-- Extrait à lire --
L'Esprit prie

Homélie de la Pentecôte

Dimanche 8 juin 2014,

Pentecôte, Saint Léger

 

L’Esprit prie.

 

 

Nous produisons notre propre prière. Ce que je veux dire, c’est que trop souvent, notre esprit fabrique ses divinités. Dans l’antiquité, les peuples adoraient des dieux. Ils les priaient pour demander la pluie, la victoire ou je ne sais quelle bénédiction. Il nous arrive bien souvent de prier des divinités. Elles ne portent plus les noms d’Horus ou d’Osiris. Nous ne les représentons plus avec un corps d’homme et une tête d’animal, comme on peut les voir ici au Louvre. Pourtant il nous arrive bien souvent de prier nos petits dieux. Et je ne parle pas ici des dieux Argent, Pouvoir, Egoïsme… Ceux-là, nous ne les prions pas. Quoique ! Mais là n’est pas la question pour ce matin, pour ce jour de Pentecôte.

 

Nous sommes entrés dans l’église, et peut-être avons-nous allumé un cierge. Nous avons sans doute tracé sur nous le signe de croix et, assez vite, nous sommes entrés en conversation avec Dieu. Avec Dieu ? Ou avec notre espoir, notre petite divinité, notre désir ? Chacun d’entre nous porte de belles intentions de prière dans son cœur. Nous souhaitons la guérison d’un proche, l’obtention d’un travail pour un ami, l’unité d’une famille… Et nous prions Dieu de nous exaucer. La prière universelle que nous allons vivre dans quelques instants exprimera les souhaits de notre communauté, nos désirs d’unité et de paix, ici et dans le monde. Tout cela est bon, et nous croyons que Dieu, le vrai Dieu, entend la prière…

 

Mais… Mais avant de parler, avant de demander, de réclamer, avons-nous écouté ? Oui, trop souvent, nous produisons notre propre prière, nous parlons de nous-mêmes à une sorte de petite divinité, c’est-à-dire que nous prions le dieu de nos désirs, de nos espoirs, et parfois même de nos caprices. Lorsque nous prions, nous devrions commencer par nous taire. Etre là, face à Jésus, à la croix, face à l’hostie consacrée, et contempler. Ne rien dire. Ne rien exprimer. Seulement le regarder, Lui, Le Dieu unique, Dieu abîmé, Dieu pauvre, Dieu torturé. Le signe de croix, tracé au début de notre prière, n’est pas un signe extérieur, posé sur nous ou au-dessus de notre corps ; la croix pénètre en nous, en notre esprit, en notre intelligence, en notre cœur. En notre âme.

-- À faire --
1. Pour chacune des affirmations suivantes, dites par oui ou par non si elle concorde avec l'homélie de la Pentecôte ci-dessus, et citez les mots de l'homélie qui tranchent la question. (a) L'homélie date du dimanche 8 juin 2014. (b) D'après l'homélie, les divinités que nous prions portent encore les noms d'Horus ou d'Osiris. (c) D'après l'homélie, nous devrions commencer notre prière par nous taire.
2. Poursuivez l'homélie de la Pentecôte ci-dessus à la suite de sa dernière phrase.

-- Entrées affichées --
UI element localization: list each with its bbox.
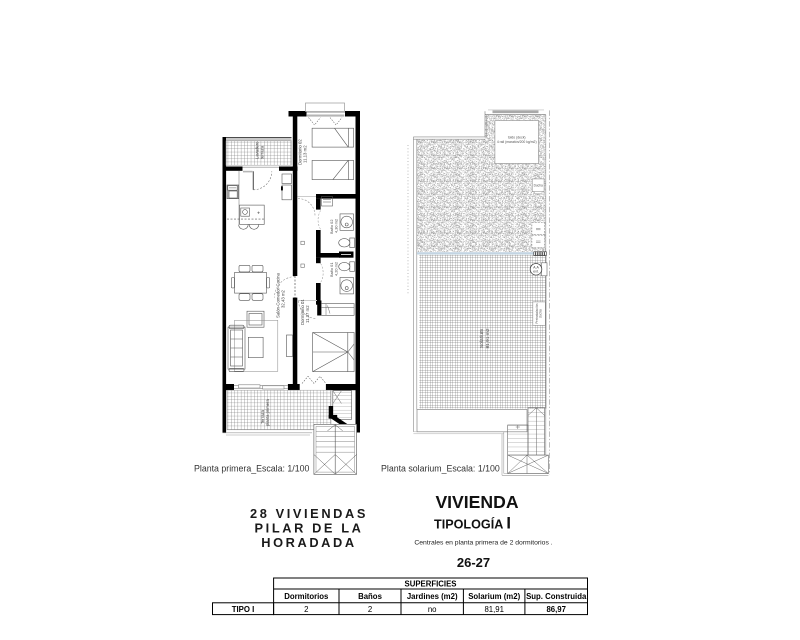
svg-text:TIPO I: TIPO I — [232, 605, 255, 614]
svg-text:Baños: Baños — [358, 592, 382, 601]
svg-text:Planta primera_Escala: 1/100: Planta primera_Escala: 1/100 — [194, 464, 310, 474]
svg-text:toldo (deck): toldo (deck) — [508, 136, 526, 140]
svg-text:Jardines (m2): Jardines (m2) — [407, 592, 458, 601]
svg-text:ducha: ducha — [539, 309, 543, 318]
svg-text:2: 2 — [368, 605, 372, 614]
svg-text:ext.: ext. — [533, 269, 539, 273]
svg-text:Dormitorios: Dormitorios — [284, 592, 329, 601]
svg-text:32,43 m2: 32,43 m2 — [281, 289, 286, 308]
svg-text:11,37 m2: 11,37 m2 — [305, 305, 310, 323]
svg-text:4 rail (maratón/200 kg/m2): 4 rail (maratón/200 kg/m2) — [497, 140, 537, 144]
svg-text:81,91: 81,91 — [484, 605, 504, 614]
svg-text:Planta solarium_Escala: 1/100: Planta solarium_Escala: 1/100 — [381, 464, 500, 474]
svg-text:VIVIENDA: VIVIENDA — [435, 492, 518, 512]
svg-text:Solarium (m2): Solarium (m2) — [468, 592, 520, 601]
svg-text:Sup. Construida: Sup. Construida — [526, 592, 587, 601]
svg-text:28 VIVIENDAS: 28 VIVIENDAS — [250, 506, 368, 521]
svg-text:11,13 m2: 11,13 m2 — [303, 145, 308, 163]
svg-text:81,91 m2: 81,91 m2 — [485, 328, 491, 348]
svg-text:planta primera: planta primera — [265, 399, 270, 426]
svg-text:TIPOLOGÍA I: TIPOLOGÍA I — [434, 515, 511, 533]
svg-text:PILAR DE LA: PILAR DE LA — [255, 521, 364, 536]
svg-text:Solarium: Solarium — [479, 329, 485, 348]
svg-text:Centrales en planta primera de: Centrales en planta primera de 2 dormito… — [414, 540, 552, 547]
svg-text:no: no — [428, 605, 437, 614]
svg-text:Ducha: Ducha — [534, 183, 543, 187]
svg-text:SUPERFICIES: SUPERFICIES — [405, 580, 457, 589]
svg-text:4,30 m2: 4,30 m2 — [333, 219, 338, 233]
svg-text:HORADADA: HORADADA — [261, 535, 356, 550]
svg-text:terraza: terraza — [260, 145, 265, 159]
svg-text:4,20 m2: 4,20 m2 — [333, 262, 338, 276]
svg-text:2: 2 — [304, 605, 308, 614]
svg-text:86,97: 86,97 — [546, 605, 566, 614]
svg-text:26-27: 26-27 — [457, 555, 490, 570]
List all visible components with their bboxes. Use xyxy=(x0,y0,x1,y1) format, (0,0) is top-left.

-- Corrigé --
1.
(a) Oui : « Dimanche 8 juin 2014 ».
(b) Non : « Elles ne portent plus les noms d’Horus ou d’Osiris. »
(c) Oui : « Lorsque nous prions, nous devrions commencer par nous taire. »

2.
 

Et notre âme fait silence. Elle tente d’oublier ce qui, croyait-elle, pouvait la combler. Elle se rend disponible. « Parle, Seigneur, parle, ton serviteur écoute. ». De même, nos communautés réunies le dimanche doivent apprendre un peu plus sans doute à se poser. Quelle est la place du silence dans le rythme effréné de nos liturgies ? Comment peut-on vraiment se poser en arrivant si tardivement ? Disant cela, il n’y a que de l’amour… pour que nos messes, nos célébrations soient toutes entières consacrées à Dieu. Et merci à celles et ceux qui le permettent en s’investissant dans toutes les préparations. Vraiment merci…

 

A propos de silence, ne trouvez-vous pas que le prêtre parle beaucoup trop ? Alors, pendant un petit temps, je vous invite, maintenant, à écouter votre cœur, ou plutôt Dieu dans votre cœur, l’Esprit de Dieu. Ecoutez bien ce qu’il va vous dire maintenant, quelle folie d’amour, quel acte va-t-il vous demander d’oser, tout à l’heure, très bientôt. La chose que vous pensez être incapable seul de réaliser. Ecoutez donc Dieu nous parler.

 

(Silence)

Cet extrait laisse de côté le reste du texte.